— PERMINTAAN TERTULIS A —
Sebutkan setiap nama orang yang muncul dalam teks tentang UU Otsus Papua, masing-masing satu kali.
----------
OAP Menjadi Tuan Di Atas Negerinya Sendiri melalui UU OTSUS adalah Harapan Palsu
ilustrasi gambar. Sumber: suara papua
Oleh: Selpius Bobii
*Koordinator Jaringan Doa Rekonsiliasi untuk Pemulihan Papua (JDRP2)
Slogan “Orang asli Papua menjadi tuan di atas negerinya sendiri ” adalah sebuah harapan palsu yang dilahirkan oleh kaki tangan NKRI. Tujuannya agar orang asli Papua menerima paket politik “Otonomi Khusus”, dengan harapan bahwa orang asli Papua akan memimpin dan sejahtera di tanah leluhurnya dalam bingkai NKRI. Slogan ini dikampanyekan secara konsisten dan masif oleh para kaki tangan NKRI, baik mereka yang ada dalam sistem pemerintahan maupun mereka yang berada di luar sistem Pemerintah Indonesia.
Paket politik UU OTSUS Papua bukan lahir atas dasar kemauan orang asli Papua, tetapi paket ini adalah kemauan Negara Indonesia. Tujuan pemberlakuan UU OTSUS Papua adalah untuk meredam aspirasi politik Papua merdeka dan mempertahankan Papua dalam bingkai NKRI.
Rencana pemberlakuan UU OTSUS Papua sudah mulai diwacanakan oleh elit Jakarta sejak kepemimpinan Presiden Habibie sebelum bertemu dengan Tim 100 yang dipimpin Bapak Almarhum Thom Beanel pada tahun 1999. Dalam kesempatan itu, Tim 100 Papua meminta merdeka berpisah dari NKRI . Di bawah ini pernyataan resmi bangsa Papua melalui Tim 100 yang dibacakan di depan presiden B.J. Habibie di Jakarta pada senin 26 Februari 1999:
“Bahwa permasalahan mendasar yang menimbulkan ketidakstabilan politik dan keamanan di Papua Barat (Irian Jaya) sejak tahun 1963 sampai sekarang ini, bukanlah semata-mata karena kegagalan pembangunan, melainkan status politik Papua Barat yang pada tanggal 1 Desember 1961 dinyatakan sebagai sebuah Negara merdeka di antara bangsa bangsa lain di muka bumi.
----------
— PERMINTAAN TERTULIS B —
Sajikan baris-baris dari catatan sebagai tabel Markdown dengan kolom Nomor dan Baris, tanpa baris kosong. Mulailah pada baris yang memuat "hero-description-line2: accuracy of" dan berhentilah setelah baris yang memuat "page: Fake News".

— DAFTAR DATA —
----------
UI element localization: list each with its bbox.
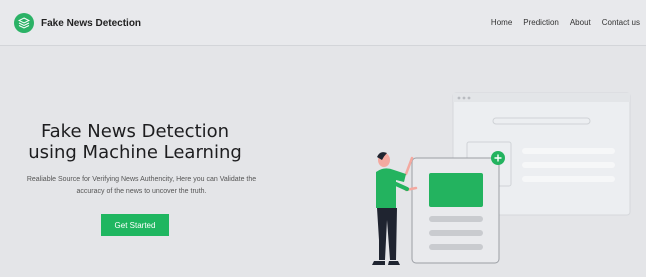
hero-description-line2: accuracy of the news to uncover the trut… xyxy=(76,188,207,195)
person-illustration xyxy=(372,152,418,265)
hero-title-line1: Fake News Detection xyxy=(40,121,230,142)
hero-title: Fake News Detection using Machine Learni… xyxy=(20,121,250,163)
nav-link-contact[interactable]: Contact us xyxy=(602,18,640,27)
page: Fake News Detection Home Prediction Abou… xyxy=(0,0,646,277)
brand-name: Fake News Detection xyxy=(41,17,142,29)
hero-description: Realiable Source for Verifying News Auth… xyxy=(4,174,279,198)
hero-title-line2: using Machine Learning xyxy=(28,142,242,163)
phone-card-illustration xyxy=(411,157,500,264)
hero-description-line1: Realiable Source for Verifying News Auth… xyxy=(26,176,257,183)
plus-icon xyxy=(491,151,505,165)
hero-illustration xyxy=(372,92,631,265)
navbar: Fake News Detection Home Prediction Abou… xyxy=(0,0,646,46)
layers-icon xyxy=(14,13,34,33)
get-started-button[interactable]: Get Started xyxy=(101,214,169,236)
nav-link-about[interactable]: About xyxy=(570,18,591,27)
nav-links: Home Prediction About Contact us xyxy=(480,18,640,27)
nav-link-prediction[interactable]: Prediction xyxy=(523,18,559,27)
nav-link-home[interactable]: Home xyxy=(491,18,512,27)
brand[interactable]: Fake News Detection xyxy=(14,13,141,33)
----------
— JAWABAN BENAR A —
- Selpius Bobii
- B.J. Habibie
- Thom Beanel

— JAWABAN BENAR B —
| Nomor | Baris |
|---|---|
| 1 | hero-description-line2: accuracy of the news to uncover the trut… xyxy=(76,188,207,195) |
| 2 | person-illustration xyxy=(372,152,418,265) |
| 3 | hero-title-line1: Fake News Detection xyxy=(40,121,230,142) |
| 4 | hero-title: Fake News Detection using Machine Learni… xyxy=(20,121,250,163) |
| 5 | nav-link-contact[interactable]: Contact us xyxy=(602,18,640,27) |
| 6 | page: Fake News Detection Home Prediction Abou… xyxy=(0,0,646,277) |